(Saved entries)
▼
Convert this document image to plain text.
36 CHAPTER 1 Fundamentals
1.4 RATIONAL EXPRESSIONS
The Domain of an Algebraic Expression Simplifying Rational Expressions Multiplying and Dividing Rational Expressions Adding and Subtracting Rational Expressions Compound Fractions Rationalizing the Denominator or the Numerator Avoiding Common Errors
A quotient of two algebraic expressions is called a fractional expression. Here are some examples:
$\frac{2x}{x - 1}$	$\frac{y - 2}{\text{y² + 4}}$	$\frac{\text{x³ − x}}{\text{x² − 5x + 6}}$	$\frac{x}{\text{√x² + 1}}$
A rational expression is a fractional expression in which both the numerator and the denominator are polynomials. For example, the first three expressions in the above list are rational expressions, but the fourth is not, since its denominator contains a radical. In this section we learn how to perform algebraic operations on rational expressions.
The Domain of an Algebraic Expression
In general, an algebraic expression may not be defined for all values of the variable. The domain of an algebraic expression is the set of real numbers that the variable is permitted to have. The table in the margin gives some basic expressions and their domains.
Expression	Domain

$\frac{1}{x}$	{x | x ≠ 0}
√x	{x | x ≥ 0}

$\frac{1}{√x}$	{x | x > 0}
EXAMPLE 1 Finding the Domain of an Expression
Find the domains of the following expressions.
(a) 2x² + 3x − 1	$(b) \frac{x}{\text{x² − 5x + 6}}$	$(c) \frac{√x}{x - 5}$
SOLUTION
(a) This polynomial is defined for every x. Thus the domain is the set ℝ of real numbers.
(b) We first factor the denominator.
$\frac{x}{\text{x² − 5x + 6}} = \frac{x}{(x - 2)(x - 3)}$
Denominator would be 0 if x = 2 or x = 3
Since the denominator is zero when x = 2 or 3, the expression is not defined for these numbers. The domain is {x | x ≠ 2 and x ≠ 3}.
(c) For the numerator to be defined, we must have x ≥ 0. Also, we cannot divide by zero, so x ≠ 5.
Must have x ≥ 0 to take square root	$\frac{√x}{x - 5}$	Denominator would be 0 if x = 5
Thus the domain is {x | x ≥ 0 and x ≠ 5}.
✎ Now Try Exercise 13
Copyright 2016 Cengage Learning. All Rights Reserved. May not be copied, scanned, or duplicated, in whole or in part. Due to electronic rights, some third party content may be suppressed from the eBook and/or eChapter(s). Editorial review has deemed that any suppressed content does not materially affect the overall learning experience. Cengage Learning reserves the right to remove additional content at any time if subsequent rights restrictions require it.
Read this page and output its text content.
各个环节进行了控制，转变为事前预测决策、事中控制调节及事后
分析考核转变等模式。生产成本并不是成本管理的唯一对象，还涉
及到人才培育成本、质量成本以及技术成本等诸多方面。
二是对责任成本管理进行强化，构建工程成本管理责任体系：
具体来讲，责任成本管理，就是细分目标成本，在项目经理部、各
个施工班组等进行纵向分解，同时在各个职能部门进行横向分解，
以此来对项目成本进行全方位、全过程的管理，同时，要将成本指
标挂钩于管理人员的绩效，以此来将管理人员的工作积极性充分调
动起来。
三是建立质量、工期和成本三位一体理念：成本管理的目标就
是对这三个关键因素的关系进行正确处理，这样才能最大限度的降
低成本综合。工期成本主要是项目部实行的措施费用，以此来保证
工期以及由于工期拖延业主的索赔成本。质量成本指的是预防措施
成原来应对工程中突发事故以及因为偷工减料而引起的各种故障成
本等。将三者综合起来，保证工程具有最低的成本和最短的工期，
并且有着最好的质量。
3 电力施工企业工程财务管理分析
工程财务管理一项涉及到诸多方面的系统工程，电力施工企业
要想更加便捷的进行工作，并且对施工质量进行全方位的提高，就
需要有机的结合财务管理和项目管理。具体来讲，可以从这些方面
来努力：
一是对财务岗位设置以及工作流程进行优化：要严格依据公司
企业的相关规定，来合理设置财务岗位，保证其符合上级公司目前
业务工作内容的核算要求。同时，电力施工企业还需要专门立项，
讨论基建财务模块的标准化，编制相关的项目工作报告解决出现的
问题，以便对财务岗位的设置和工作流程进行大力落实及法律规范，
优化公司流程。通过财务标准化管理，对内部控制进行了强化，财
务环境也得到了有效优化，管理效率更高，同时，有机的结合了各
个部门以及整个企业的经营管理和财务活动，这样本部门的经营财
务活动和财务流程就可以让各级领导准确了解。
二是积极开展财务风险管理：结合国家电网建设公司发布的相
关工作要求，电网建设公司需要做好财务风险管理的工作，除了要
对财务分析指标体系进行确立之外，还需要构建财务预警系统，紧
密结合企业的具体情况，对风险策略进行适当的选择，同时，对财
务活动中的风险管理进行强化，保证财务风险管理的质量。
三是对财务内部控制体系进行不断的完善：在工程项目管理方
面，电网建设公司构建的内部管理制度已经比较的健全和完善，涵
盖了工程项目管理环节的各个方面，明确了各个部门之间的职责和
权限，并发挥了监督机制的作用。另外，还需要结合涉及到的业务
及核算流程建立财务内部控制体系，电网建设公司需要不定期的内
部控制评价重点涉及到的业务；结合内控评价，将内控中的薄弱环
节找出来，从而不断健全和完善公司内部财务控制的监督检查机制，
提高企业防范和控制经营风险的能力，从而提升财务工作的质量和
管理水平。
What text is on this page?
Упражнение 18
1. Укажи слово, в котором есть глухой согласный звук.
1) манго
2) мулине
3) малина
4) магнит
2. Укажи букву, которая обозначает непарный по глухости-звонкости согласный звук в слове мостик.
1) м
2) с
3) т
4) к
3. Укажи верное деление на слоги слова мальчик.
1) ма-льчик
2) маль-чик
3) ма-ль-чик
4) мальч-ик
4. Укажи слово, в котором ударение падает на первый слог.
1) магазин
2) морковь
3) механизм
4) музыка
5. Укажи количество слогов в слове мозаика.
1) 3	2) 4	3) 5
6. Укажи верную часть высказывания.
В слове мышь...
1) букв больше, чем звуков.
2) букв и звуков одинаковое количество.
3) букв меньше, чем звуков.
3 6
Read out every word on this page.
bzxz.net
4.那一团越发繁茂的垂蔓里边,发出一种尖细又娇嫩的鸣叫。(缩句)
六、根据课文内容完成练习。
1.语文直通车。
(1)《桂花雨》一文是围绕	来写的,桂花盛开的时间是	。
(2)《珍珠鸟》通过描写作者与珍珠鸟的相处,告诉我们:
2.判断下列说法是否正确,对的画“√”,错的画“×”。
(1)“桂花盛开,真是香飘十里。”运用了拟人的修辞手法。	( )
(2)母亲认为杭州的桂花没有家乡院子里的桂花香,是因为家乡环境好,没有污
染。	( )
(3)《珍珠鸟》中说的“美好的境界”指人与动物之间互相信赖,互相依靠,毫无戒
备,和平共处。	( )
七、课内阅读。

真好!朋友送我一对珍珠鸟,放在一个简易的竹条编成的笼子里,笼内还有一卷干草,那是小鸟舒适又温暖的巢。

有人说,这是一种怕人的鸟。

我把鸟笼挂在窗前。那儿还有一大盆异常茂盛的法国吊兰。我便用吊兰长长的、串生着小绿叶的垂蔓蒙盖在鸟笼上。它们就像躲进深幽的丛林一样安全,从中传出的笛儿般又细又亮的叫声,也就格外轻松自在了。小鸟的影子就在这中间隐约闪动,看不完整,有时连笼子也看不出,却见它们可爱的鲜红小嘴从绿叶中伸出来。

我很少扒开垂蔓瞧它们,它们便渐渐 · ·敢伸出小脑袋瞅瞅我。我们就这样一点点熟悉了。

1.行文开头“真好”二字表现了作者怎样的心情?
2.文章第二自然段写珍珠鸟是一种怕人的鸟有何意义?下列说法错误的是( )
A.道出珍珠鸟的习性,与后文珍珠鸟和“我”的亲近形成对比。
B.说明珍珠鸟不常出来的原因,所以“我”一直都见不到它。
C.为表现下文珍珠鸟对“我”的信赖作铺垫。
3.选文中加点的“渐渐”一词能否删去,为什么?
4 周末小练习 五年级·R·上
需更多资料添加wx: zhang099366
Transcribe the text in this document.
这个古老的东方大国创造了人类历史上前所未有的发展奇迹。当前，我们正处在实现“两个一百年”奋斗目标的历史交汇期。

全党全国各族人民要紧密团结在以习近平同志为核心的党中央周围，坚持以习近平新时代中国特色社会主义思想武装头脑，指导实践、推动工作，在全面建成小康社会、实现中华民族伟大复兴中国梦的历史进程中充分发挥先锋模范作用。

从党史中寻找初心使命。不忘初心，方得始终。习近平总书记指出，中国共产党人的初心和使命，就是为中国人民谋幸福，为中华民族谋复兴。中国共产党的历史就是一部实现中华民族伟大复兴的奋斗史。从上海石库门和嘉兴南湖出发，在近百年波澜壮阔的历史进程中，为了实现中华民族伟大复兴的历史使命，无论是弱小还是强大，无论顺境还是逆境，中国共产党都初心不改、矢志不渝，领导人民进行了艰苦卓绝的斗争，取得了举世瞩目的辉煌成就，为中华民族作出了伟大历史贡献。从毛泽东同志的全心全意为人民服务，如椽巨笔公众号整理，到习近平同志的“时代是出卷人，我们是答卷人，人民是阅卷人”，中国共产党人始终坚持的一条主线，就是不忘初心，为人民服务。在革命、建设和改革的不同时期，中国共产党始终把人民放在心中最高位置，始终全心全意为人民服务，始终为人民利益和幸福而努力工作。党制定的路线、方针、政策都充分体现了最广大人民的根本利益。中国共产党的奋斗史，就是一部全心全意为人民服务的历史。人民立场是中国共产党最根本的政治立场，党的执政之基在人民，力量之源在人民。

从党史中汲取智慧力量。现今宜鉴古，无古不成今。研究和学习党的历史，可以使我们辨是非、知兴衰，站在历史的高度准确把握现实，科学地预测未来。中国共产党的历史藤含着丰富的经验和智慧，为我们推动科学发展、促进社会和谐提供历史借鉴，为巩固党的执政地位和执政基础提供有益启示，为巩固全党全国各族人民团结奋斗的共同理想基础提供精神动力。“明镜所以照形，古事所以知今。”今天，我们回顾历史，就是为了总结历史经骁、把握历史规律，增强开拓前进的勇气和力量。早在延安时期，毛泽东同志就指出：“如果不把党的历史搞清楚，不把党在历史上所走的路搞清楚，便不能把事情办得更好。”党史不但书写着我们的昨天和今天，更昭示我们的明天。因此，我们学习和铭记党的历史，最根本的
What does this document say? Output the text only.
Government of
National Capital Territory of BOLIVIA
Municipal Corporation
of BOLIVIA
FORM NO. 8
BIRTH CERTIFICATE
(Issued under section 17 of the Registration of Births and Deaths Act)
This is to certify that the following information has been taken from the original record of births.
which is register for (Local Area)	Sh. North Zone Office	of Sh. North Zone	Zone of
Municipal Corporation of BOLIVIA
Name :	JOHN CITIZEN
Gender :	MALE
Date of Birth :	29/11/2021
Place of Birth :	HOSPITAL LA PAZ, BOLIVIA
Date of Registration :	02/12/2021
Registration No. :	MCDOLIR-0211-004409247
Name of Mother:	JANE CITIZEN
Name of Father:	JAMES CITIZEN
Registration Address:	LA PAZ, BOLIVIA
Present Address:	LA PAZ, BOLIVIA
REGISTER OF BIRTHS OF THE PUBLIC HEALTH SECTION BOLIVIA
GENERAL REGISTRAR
▲
### What you need to do
Scan the material and collect every line that contains "CITIZEN".

### Written response
Name :	JOHN CITIZEN
Name of Mother:	JANE CITIZEN
Name of Father:	JAMES CITIZEN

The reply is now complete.